- [Problem statement]:
The records below are to be copied word for word, with every picture left out.

____________

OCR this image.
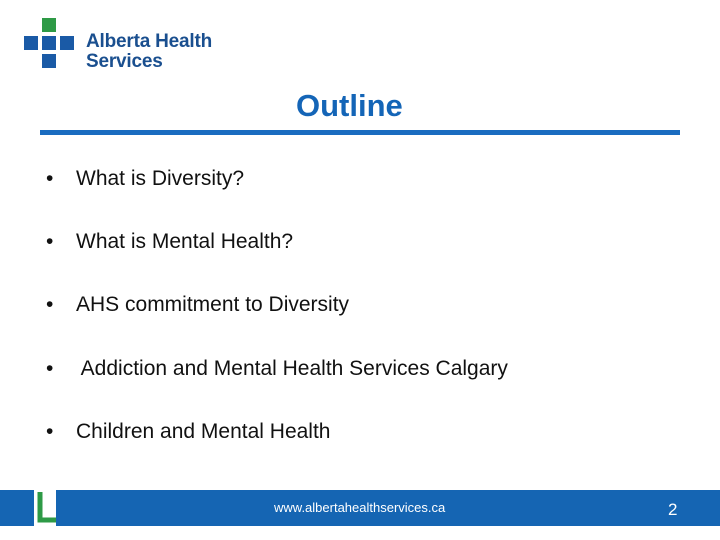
Alberta Health
Services
Outline
•What is Diversity?
•What is Mental Health?
•AHS commitment to Diversity
• Addiction and Mental Health Services Calgary
•Children and Mental Health
www.albertahealthservices.ca	2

____________

- [Worked answer]:
OCR this image.
Alberta Health
Services
Outline
•What is Diversity?
•What is Mental Health?
•AHS commitment to Diversity
• Addiction and Mental Health Services Calgary
•Children and Mental Health
www.albertahealthservices.ca	2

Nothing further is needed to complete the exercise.